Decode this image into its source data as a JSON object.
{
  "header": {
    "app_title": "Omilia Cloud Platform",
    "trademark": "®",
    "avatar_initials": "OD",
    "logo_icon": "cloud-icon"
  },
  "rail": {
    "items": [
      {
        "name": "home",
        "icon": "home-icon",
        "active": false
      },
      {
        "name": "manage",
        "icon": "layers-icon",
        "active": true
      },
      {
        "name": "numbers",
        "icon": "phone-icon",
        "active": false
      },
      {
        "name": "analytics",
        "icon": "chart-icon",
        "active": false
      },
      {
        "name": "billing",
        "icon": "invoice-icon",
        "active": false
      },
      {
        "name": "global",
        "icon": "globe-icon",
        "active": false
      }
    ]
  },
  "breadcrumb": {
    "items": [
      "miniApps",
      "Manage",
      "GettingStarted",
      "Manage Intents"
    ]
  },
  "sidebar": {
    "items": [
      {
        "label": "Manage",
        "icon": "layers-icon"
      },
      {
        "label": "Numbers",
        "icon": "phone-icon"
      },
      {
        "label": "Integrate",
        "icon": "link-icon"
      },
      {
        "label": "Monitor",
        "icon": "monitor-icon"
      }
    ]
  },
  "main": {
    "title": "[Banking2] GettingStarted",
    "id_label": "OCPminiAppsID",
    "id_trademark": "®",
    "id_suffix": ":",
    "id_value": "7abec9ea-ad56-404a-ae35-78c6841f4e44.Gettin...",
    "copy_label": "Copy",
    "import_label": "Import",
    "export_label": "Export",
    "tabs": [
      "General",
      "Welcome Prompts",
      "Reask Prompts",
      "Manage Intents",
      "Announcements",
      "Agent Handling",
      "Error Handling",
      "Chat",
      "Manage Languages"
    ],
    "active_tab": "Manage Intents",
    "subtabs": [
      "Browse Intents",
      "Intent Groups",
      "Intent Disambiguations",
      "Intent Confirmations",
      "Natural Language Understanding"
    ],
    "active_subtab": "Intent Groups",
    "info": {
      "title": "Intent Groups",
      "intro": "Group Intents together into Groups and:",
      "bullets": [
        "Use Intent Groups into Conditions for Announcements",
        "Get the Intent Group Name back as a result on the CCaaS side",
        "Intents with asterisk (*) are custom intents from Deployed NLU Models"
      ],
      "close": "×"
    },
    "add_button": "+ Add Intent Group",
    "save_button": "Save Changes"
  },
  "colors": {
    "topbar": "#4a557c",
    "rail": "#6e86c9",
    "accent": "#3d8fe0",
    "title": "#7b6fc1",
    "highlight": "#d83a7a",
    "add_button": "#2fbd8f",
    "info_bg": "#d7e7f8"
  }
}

•••

• What needs to be done: Copy down every line of the entries containing the word "Intents".

• Solution to this task:
      "Manage Intents"
      "Manage Intents",
    "active_tab": "Manage Intents",
      "Browse Intents",
      "intro": "Group Intents together into Groups and:",
        "Intents with asterisk (*) are custom intents from Deployed NLU Models"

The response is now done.